** Objective **
Give all the lines below again, exactly, with no pictures.

** Exercise data **
********************

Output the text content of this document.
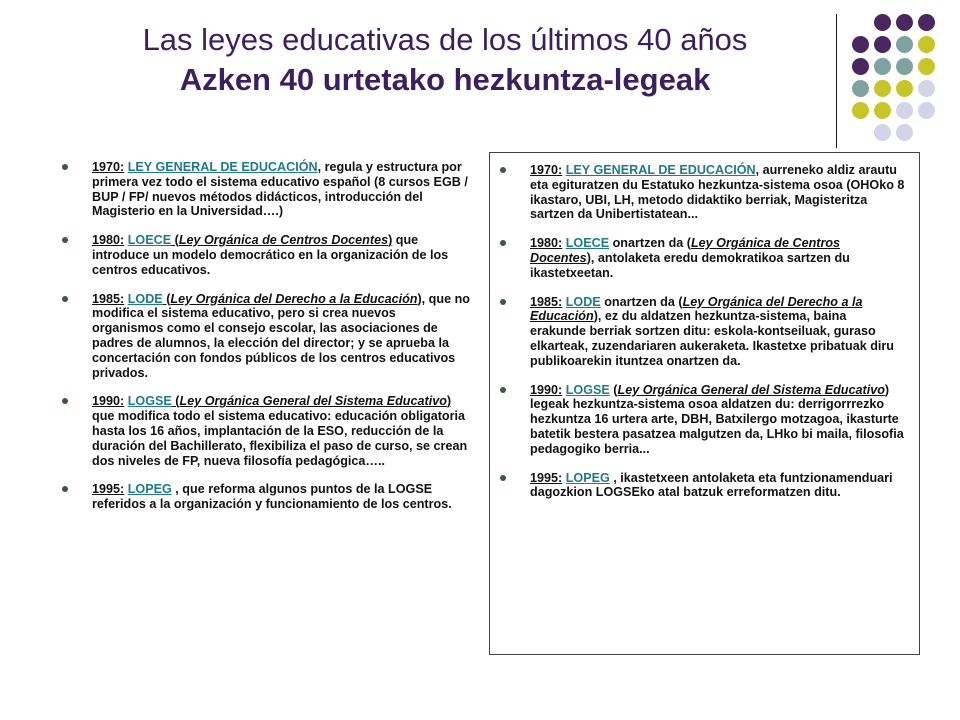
Las leyes educativas de los últimos 40 años
Azken 40 urtetako hezkuntza-legeak
1970: LEY GENERAL DE EDUCACIÓN, regula y estructura por primera vez todo el sistema educativo español (8 cursos EGB / BUP / FP/ nuevos métodos didácticos, introducción del Magisterio en la Universidad….)
1980: LOECE (Ley Orgánica de Centros Docentes) que introduce un modelo democrático en la organización de los centros educativos.
1985: LODE (Ley Orgánica del Derecho a la Educación), que no modifica el sistema educativo, pero si crea nuevos organismos como el consejo escolar, las asociaciones de padres de alumnos, la elección del director; y se aprueba la concertación con fondos públicos de los centros educativos privados.
1990: LOGSE (Ley Orgánica General del Sistema Educativo) que modifica todo el sistema educativo: educación obligatoria hasta los 16 años, implantación de la ESO, reducción de la duración del Bachillerato, flexibiliza el paso de curso, se crean dos niveles de FP, nueva filosofía pedagógica…..
1995: LOPEG , que reforma algunos puntos de la LOGSE referidos a la organización y funcionamiento de los centros.
1970: LEY GENERAL DE EDUCACIÓN, aurreneko aldiz arautu eta egituratzen du Estatuko hezkuntza-sistema osoa (OHOko 8 ikastaro, UBI, LH, metodo didaktiko berriak, Magisteritza sartzen da Unibertistatean...
1980: LOECE onartzen da (Ley Orgánica de Centros Docentes), antolaketa eredu demokratikoa sartzen du ikastetxeetan.
1985: LODE onartzen da (Ley Orgánica del Derecho a la Educación), ez du aldatzen hezkuntza-sistema, baina erakunde berriak sortzen ditu: eskola-kontseiluak, guraso elkarteak, zuzendariaren aukeraketa. Ikastetxe pribatuak diru publikoarekin ituntzea onartzen da.
1990: LOGSE (Ley Orgánica General del Sistema Educativo) legeak hezkuntza-sistema osoa aldatzen du: derrigorrrezko hezkuntza 16 urtera arte, DBH, Batxilergo motzagoa, ikasturte batetik bestera pasatzea malgutzen da, LHko bi maila, filosofia pedagogiko berria...
1995: LOPEG , ikastetxeen antolaketa eta funtzionamenduari dagozkion LOGSEko atal batzuk erreformatzen ditu.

********************

** Result **
Output the text content of this document.
Las leyes educativas de los últimos 40 años
Azken 40 urtetako hezkuntza-legeak
1970: LEY GENERAL DE EDUCACIÓN, regula y estructura por primera vez todo el sistema educativo español (8 cursos EGB / BUP / FP/ nuevos métodos didácticos, introducción del Magisterio en la Universidad….)
1980: LOECE (Ley Orgánica de Centros Docentes) que introduce un modelo democrático en la organización de los centros educativos.
1985: LODE (Ley Orgánica del Derecho a la Educación), que no modifica el sistema educativo, pero si crea nuevos organismos como el consejo escolar, las asociaciones de padres de alumnos, la elección del director; y se aprueba la concertación con fondos públicos de los centros educativos privados.
1990: LOGSE (Ley Orgánica General del Sistema Educativo) que modifica todo el sistema educativo: educación obligatoria hasta los 16 años, implantación de la ESO, reducción de la duración del Bachillerato, flexibiliza el paso de curso, se crean dos niveles de FP, nueva filosofía pedagógica…..
1995: LOPEG , que reforma algunos puntos de la LOGSE referidos a la organización y funcionamiento de los centros.
1970: LEY GENERAL DE EDUCACIÓN, aurreneko aldiz arautu eta egituratzen du Estatuko hezkuntza-sistema osoa (OHOko 8 ikastaro, UBI, LH, metodo didaktiko berriak, Magisteritza sartzen da Unibertistatean...
1980: LOECE onartzen da (Ley Orgánica de Centros Docentes), antolaketa eredu demokratikoa sartzen du ikastetxeetan.
1985: LODE onartzen da (Ley Orgánica del Derecho a la Educación), ez du aldatzen hezkuntza-sistema, baina erakunde berriak sortzen ditu: eskola-kontseiluak, guraso elkarteak, zuzendariaren aukeraketa. Ikastetxe pribatuak diru publikoarekin ituntzea onartzen da.
1990: LOGSE (Ley Orgánica General del Sistema Educativo) legeak hezkuntza-sistema osoa aldatzen du: derrigorrrezko hezkuntza 16 urtera arte, DBH, Batxilergo motzagoa, ikasturte batetik bestera pasatzea malgutzen da, LHko bi maila, filosofia pedagogiko berria...
1995: LOPEG , ikastetxeen antolaketa eta funtzionamenduari dagozkion LOGSEko atal batzuk erreformatzen ditu.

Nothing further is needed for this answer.